**Objective:** Copy each line below that contains "panel".
□ □ □ □ □ □ □
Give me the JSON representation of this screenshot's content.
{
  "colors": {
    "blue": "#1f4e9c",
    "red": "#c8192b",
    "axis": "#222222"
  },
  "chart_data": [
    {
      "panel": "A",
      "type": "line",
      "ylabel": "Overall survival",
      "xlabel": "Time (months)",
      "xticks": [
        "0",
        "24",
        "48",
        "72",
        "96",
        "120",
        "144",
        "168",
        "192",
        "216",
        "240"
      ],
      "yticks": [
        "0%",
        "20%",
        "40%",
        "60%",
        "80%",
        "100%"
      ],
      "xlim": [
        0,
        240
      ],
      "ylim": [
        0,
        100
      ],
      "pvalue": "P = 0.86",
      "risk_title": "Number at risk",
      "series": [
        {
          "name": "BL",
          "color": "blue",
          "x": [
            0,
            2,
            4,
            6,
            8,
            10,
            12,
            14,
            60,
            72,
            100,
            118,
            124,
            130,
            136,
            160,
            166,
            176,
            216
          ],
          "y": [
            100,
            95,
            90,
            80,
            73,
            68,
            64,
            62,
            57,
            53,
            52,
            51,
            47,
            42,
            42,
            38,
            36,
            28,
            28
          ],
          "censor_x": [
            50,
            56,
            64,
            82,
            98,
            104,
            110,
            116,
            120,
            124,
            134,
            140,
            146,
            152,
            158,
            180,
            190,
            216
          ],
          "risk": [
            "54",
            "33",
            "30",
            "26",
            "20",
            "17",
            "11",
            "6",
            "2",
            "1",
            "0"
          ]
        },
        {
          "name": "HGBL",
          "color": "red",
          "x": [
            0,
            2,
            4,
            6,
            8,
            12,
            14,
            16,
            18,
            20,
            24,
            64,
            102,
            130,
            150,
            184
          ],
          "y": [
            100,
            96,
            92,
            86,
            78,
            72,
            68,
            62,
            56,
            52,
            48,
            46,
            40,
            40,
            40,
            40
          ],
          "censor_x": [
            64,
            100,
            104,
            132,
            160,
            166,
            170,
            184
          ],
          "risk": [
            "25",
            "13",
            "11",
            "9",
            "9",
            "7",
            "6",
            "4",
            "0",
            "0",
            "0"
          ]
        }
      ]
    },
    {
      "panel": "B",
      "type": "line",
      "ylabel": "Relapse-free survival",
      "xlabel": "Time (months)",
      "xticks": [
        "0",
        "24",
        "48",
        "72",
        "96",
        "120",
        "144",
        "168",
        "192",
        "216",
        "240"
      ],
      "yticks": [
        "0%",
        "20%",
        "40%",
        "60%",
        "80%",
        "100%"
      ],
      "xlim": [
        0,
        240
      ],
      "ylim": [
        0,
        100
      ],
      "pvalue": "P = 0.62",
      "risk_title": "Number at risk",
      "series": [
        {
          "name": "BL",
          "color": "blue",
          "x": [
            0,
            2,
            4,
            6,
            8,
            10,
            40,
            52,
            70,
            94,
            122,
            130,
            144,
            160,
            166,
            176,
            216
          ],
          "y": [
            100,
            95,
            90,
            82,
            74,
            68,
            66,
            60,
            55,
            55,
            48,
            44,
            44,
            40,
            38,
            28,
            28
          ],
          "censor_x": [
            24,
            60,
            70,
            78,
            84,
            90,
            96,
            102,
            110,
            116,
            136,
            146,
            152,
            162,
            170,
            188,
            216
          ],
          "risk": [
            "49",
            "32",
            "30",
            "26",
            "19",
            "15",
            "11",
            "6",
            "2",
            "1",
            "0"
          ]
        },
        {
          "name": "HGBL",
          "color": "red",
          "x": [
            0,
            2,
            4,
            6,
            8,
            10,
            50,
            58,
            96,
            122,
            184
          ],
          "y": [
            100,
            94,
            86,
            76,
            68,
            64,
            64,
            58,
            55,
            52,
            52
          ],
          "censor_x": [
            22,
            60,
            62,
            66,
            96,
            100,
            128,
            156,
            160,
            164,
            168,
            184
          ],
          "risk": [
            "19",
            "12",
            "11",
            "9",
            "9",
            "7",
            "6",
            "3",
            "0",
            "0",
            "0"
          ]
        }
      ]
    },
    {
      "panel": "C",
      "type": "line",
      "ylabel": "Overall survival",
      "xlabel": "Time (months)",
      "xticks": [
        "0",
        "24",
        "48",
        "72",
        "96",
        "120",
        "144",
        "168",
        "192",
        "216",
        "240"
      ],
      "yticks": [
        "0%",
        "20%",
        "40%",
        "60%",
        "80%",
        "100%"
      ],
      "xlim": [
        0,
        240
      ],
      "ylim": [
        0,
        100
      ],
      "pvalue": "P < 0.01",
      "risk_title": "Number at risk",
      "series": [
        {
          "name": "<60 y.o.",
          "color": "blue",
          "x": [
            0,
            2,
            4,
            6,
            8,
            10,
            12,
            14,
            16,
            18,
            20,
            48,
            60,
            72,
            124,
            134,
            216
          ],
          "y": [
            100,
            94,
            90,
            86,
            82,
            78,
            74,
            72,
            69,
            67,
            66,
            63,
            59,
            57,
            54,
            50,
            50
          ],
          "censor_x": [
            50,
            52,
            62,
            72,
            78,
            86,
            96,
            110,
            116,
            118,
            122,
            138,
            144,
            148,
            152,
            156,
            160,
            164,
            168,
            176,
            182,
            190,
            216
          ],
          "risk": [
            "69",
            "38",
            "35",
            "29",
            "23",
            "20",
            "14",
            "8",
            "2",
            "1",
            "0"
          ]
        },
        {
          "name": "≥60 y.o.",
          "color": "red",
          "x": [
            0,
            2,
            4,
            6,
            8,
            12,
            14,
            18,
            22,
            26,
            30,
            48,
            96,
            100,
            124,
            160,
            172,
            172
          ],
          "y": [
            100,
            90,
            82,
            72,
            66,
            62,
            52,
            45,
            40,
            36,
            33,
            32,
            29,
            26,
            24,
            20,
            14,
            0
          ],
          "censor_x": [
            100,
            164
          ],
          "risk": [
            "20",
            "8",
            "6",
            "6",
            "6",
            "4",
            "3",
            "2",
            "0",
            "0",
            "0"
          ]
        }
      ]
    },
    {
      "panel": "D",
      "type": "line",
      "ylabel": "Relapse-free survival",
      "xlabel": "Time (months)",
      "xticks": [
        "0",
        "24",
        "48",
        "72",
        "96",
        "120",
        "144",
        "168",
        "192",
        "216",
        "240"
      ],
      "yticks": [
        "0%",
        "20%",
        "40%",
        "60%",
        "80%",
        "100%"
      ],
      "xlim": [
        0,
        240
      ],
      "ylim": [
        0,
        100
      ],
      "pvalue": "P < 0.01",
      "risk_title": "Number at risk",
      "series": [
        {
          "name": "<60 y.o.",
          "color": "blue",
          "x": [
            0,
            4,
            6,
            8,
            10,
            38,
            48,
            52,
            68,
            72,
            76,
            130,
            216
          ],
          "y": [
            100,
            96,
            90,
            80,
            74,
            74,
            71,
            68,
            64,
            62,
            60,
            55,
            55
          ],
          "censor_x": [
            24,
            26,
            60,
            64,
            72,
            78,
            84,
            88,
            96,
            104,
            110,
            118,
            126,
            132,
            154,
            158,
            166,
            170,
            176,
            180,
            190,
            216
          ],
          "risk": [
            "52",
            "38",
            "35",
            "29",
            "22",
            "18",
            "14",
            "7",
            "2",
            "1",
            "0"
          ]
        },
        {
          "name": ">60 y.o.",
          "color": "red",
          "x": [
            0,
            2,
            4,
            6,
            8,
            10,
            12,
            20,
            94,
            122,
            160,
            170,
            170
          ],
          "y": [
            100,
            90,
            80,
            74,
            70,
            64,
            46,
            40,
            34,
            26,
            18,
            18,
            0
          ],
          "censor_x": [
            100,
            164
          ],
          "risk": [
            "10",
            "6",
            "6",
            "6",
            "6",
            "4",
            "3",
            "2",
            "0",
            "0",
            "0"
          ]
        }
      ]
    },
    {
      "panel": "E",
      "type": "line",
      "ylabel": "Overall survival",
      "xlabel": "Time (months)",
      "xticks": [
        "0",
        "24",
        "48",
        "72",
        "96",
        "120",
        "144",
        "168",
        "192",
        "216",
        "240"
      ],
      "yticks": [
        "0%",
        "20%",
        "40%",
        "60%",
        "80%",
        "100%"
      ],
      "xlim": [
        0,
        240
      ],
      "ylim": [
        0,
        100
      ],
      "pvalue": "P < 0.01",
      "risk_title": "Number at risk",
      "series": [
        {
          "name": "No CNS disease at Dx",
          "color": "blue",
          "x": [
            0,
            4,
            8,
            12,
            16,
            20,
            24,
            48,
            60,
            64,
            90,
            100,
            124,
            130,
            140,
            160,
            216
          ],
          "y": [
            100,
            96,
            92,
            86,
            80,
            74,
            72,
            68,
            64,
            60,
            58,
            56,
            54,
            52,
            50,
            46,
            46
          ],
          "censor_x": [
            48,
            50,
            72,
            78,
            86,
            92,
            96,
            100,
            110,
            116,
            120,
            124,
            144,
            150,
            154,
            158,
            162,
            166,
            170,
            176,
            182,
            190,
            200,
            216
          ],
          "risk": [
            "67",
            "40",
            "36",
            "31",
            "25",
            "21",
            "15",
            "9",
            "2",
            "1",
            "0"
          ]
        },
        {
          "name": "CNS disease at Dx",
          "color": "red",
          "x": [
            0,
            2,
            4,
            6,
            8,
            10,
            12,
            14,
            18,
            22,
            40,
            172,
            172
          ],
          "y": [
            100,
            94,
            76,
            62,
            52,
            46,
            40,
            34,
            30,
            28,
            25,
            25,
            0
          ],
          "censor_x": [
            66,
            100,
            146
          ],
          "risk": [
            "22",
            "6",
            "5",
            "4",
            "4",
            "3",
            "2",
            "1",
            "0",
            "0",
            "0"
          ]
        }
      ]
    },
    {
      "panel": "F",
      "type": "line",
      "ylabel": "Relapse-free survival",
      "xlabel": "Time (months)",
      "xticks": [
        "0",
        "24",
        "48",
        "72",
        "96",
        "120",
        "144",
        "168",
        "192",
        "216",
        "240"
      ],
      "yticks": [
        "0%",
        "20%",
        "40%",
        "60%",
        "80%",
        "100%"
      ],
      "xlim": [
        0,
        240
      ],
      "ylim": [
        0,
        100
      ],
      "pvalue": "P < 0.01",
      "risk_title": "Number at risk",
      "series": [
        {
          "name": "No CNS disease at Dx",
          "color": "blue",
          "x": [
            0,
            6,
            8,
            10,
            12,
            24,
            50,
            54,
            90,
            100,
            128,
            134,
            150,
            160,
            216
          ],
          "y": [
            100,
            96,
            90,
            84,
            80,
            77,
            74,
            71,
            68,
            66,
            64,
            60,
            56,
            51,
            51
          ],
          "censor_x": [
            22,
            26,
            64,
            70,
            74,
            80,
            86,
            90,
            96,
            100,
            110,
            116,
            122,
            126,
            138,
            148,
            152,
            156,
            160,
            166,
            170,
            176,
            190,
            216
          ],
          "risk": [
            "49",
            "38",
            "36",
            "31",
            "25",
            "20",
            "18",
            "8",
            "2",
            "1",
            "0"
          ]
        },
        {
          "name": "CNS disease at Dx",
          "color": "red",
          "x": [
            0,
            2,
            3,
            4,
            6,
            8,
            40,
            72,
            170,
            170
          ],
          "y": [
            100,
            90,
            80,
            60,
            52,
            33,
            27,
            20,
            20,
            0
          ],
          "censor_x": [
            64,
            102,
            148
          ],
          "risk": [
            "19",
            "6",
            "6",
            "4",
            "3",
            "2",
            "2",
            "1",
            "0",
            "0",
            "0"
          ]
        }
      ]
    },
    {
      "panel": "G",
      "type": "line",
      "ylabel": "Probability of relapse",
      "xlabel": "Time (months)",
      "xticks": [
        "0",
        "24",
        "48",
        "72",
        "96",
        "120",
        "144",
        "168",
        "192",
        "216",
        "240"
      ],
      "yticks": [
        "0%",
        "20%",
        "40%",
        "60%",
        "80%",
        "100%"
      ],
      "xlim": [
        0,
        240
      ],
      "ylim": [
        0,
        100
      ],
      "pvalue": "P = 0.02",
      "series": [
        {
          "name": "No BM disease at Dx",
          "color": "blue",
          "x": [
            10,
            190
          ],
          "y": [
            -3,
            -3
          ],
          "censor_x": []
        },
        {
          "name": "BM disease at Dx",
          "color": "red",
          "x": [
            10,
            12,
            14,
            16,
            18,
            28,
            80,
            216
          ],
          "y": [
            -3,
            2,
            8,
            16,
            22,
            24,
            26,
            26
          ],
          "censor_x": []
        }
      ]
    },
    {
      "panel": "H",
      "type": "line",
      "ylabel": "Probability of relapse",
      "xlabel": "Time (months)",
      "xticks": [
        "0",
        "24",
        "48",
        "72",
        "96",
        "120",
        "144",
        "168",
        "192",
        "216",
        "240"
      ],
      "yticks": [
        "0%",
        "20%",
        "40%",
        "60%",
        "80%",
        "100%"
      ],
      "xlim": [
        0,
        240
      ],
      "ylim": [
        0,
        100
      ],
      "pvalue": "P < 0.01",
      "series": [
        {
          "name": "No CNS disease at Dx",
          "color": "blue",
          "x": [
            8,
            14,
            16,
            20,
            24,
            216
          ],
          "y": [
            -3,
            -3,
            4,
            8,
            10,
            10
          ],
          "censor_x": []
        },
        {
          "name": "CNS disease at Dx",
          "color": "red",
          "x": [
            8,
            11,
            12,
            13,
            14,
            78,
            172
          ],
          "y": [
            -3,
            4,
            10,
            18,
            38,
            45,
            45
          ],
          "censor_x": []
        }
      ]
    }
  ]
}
□ □ □ □ □ □ □
**Reply to the task:**
      "panel": "A",
      "panel": "B",
      "panel": "C",
      "panel": "D",
      "panel": "E",
      "panel": "F",
      "panel": "G",
      "panel": "H",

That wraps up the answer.